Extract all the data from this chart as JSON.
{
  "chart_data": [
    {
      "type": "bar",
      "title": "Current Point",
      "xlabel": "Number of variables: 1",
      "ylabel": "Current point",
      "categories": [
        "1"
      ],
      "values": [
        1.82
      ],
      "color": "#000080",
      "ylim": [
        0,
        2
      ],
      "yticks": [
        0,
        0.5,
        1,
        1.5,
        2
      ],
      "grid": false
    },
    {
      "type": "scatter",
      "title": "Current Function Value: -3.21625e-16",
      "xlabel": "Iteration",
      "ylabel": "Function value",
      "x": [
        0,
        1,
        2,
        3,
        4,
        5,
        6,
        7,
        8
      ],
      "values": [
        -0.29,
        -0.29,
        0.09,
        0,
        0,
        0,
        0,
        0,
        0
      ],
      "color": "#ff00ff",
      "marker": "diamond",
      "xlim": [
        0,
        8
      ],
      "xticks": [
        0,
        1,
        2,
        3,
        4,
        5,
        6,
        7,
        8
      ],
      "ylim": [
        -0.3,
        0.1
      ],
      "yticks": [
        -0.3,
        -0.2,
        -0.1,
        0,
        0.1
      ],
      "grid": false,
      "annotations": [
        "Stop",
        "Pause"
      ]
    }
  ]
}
======
PROBLEM DESCRIPTION: Quote all the records exactly, please, leaving none out.

WORKED ANSWER:
Extract all the data from this chart as JSON.
{
  "chart_data": [
    {
      "type": "bar",
      "title": "Current Point",
      "xlabel": "Number of variables: 1",
      "ylabel": "Current point",
      "categories": [
        "1"
      ],
      "values": [
        1.82
      ],
      "color": "#000080",
      "ylim": [
        0,
        2
      ],
      "yticks": [
        0,
        0.5,
        1,
        1.5,
        2
      ],
      "grid": false
    },
    {
      "type": "scatter",
      "title": "Current Function Value: -3.21625e-16",
      "xlabel": "Iteration",
      "ylabel": "Function value",
      "x": [
        0,
        1,
        2,
        3,
        4,
        5,
        6,
        7,
        8
      ],
      "values": [
        -0.29,
        -0.29,
        0.09,
        0,
        0,
        0,
        0,
        0,
        0
      ],
      "color": "#ff00ff",
      "marker": "diamond",
      "xlim": [
        0,
        8
      ],
      "xticks": [
        0,
        1,
        2,
        3,
        4,
        5,
        6,
        7,
        8
      ],
      "ylim": [
        -0.3,
        0.1
      ],
      "yticks": [
        -0.3,
        -0.2,
        -0.1,
        0,
        0.1
      ],
      "grid": false,
      "annotations": [
        "Stop",
        "Pause"
      ]
    }
  ]
}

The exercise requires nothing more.